How many of these lines hold the string "Laura"? Answer with the number only.

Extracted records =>
--- start ---

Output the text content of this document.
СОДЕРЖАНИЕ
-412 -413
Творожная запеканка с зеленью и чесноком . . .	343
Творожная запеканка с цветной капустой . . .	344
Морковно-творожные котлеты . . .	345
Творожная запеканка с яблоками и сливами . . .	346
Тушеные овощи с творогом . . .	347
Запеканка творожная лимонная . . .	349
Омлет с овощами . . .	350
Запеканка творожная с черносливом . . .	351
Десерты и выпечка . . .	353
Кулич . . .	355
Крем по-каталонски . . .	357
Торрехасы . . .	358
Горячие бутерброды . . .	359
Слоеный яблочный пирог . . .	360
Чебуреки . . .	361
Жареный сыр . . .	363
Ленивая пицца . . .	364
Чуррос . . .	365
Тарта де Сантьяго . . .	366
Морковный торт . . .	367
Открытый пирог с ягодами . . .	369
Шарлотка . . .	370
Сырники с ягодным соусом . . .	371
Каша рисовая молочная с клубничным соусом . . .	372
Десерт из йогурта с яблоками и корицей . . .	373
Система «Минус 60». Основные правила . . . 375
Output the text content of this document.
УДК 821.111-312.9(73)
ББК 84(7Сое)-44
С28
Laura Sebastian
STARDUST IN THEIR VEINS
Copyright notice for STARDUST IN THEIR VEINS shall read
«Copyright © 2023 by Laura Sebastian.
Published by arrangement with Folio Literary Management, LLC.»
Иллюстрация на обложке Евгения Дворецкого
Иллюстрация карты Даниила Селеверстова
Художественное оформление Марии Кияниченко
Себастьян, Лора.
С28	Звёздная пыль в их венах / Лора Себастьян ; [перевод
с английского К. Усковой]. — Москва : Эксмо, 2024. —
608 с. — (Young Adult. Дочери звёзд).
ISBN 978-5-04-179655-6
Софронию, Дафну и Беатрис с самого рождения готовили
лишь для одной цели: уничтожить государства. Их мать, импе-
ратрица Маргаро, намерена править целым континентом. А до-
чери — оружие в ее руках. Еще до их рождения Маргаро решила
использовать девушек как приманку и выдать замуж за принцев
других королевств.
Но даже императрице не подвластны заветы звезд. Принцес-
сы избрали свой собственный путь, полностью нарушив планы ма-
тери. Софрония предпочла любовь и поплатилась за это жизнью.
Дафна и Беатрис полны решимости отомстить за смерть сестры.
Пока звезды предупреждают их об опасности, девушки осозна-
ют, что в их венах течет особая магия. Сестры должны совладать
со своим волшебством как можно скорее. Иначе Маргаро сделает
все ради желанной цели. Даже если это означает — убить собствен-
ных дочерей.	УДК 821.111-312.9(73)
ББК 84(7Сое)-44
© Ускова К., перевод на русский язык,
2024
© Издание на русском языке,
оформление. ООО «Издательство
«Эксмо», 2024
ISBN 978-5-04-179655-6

--- end ---

Exercise answer => 2